§ To do: Copy the entries below character for character, from their first line through the line that contains "nav-masuk[interactable]: Masuk: [1925, 99, 2038, 140]", both included.

== Material shown ==

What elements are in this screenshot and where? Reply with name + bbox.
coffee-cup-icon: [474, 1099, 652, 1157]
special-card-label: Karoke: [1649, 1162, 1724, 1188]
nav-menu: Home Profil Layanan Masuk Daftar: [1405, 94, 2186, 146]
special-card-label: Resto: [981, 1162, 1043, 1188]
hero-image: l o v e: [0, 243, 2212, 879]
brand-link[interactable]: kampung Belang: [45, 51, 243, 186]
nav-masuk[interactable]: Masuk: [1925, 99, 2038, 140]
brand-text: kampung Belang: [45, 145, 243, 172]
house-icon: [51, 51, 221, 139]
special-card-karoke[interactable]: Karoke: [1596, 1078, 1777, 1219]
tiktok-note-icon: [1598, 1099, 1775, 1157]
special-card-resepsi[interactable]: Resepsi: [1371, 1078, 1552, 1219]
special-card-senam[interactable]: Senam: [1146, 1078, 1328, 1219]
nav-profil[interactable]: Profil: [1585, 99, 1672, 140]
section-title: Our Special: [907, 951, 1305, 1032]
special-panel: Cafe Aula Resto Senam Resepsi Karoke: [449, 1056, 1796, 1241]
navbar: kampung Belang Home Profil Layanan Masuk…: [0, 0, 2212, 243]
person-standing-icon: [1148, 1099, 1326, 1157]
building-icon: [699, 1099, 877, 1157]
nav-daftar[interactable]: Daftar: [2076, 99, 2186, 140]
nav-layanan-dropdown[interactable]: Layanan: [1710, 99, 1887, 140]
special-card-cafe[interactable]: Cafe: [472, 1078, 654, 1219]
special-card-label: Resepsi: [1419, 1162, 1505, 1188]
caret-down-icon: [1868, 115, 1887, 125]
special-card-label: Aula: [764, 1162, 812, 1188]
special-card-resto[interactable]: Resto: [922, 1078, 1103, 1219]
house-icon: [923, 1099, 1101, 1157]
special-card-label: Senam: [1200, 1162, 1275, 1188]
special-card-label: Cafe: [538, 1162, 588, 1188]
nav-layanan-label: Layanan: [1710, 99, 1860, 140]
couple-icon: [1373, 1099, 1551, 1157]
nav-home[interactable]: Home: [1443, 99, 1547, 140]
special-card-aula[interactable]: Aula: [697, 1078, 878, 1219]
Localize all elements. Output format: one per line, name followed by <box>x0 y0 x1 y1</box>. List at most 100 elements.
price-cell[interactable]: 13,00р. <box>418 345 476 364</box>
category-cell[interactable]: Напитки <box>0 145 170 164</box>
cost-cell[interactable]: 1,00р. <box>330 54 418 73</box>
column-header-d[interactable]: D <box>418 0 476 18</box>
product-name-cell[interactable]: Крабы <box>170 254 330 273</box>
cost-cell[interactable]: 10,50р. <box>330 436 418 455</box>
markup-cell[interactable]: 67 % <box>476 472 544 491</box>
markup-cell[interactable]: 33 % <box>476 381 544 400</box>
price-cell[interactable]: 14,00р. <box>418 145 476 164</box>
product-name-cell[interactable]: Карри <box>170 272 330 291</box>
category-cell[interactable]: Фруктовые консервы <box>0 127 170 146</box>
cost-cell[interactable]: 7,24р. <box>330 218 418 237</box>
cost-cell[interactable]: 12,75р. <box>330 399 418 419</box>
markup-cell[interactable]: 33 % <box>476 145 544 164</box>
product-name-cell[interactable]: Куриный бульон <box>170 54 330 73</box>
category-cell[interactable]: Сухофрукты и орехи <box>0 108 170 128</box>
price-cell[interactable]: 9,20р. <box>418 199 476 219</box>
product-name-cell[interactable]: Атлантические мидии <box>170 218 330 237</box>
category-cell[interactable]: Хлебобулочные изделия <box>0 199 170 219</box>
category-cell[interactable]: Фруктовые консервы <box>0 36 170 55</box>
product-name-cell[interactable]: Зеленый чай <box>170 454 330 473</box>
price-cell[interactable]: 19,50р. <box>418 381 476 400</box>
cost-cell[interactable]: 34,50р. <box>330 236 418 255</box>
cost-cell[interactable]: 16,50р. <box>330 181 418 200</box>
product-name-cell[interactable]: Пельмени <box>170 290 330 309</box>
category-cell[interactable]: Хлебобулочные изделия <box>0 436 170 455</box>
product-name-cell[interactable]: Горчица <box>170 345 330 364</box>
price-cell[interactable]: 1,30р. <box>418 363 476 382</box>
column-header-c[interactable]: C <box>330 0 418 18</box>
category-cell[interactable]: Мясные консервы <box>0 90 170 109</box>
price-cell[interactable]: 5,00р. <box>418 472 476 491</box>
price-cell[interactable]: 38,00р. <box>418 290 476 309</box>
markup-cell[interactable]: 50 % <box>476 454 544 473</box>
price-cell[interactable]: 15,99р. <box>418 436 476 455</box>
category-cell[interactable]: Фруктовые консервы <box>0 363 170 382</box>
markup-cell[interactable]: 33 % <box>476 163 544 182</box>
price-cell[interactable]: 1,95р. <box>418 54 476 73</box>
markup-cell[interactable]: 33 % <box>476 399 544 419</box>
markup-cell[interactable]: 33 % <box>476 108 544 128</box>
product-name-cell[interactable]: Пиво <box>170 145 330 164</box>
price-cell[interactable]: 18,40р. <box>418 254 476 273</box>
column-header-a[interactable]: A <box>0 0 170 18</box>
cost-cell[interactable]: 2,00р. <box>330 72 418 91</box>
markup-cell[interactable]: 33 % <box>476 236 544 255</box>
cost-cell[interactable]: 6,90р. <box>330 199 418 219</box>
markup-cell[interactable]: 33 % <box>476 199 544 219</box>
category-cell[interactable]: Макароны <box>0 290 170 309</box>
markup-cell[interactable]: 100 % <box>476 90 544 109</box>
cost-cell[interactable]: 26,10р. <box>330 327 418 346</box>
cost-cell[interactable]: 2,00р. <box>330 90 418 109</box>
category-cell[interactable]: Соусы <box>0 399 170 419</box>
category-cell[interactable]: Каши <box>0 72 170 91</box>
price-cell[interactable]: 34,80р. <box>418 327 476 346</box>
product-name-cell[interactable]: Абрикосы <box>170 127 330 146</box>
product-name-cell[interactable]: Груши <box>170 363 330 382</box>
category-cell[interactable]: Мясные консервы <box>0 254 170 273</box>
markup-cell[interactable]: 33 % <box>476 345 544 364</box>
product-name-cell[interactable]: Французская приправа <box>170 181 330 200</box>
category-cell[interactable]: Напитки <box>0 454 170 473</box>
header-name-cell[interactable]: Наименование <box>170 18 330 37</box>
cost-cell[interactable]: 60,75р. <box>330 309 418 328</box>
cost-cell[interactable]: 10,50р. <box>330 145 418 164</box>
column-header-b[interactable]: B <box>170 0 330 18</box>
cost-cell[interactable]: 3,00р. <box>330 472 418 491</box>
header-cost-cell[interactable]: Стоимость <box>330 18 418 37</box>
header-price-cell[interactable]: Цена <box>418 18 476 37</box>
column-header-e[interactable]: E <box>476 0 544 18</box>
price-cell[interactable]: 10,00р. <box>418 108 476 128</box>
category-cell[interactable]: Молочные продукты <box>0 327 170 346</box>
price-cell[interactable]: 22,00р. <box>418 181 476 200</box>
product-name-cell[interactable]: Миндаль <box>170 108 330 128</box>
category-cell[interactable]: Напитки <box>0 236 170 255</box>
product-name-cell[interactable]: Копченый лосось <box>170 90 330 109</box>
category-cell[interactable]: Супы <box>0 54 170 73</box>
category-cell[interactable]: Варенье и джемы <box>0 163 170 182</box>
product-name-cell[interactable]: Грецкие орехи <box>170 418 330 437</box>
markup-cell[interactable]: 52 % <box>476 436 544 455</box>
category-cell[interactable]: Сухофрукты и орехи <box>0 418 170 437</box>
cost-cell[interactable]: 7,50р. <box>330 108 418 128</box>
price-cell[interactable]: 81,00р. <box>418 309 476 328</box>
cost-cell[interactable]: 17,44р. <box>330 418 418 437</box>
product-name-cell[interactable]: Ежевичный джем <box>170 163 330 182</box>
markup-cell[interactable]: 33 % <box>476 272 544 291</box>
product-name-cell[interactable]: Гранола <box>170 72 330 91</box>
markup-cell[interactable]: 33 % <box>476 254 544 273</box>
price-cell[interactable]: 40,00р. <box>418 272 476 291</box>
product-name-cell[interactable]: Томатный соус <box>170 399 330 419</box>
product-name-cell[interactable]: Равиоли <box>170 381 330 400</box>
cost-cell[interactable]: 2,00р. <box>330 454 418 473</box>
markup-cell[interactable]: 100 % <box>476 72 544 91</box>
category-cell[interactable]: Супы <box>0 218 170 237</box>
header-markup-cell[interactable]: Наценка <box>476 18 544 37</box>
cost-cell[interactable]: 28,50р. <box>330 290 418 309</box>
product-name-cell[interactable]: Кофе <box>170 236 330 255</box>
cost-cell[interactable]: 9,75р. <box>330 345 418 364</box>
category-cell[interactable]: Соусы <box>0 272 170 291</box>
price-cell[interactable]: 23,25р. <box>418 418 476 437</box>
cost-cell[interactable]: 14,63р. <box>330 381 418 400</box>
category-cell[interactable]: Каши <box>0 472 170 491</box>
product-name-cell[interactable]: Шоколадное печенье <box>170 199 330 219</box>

===

§ Full solution:
What elements are in this screenshot and where? Reply with name + bbox.
coffee-cup-icon: [474, 1099, 652, 1157]
special-card-label: Karoke: [1649, 1162, 1724, 1188]
nav-menu: Home Profil Layanan Masuk Daftar: [1405, 94, 2186, 146]
special-card-label: Resto: [981, 1162, 1043, 1188]
hero-image: l o v e: [0, 243, 2212, 879]
brand-link[interactable]: kampung Belang: [45, 51, 243, 186]
nav-masuk[interactable]: Masuk: [1925, 99, 2038, 140]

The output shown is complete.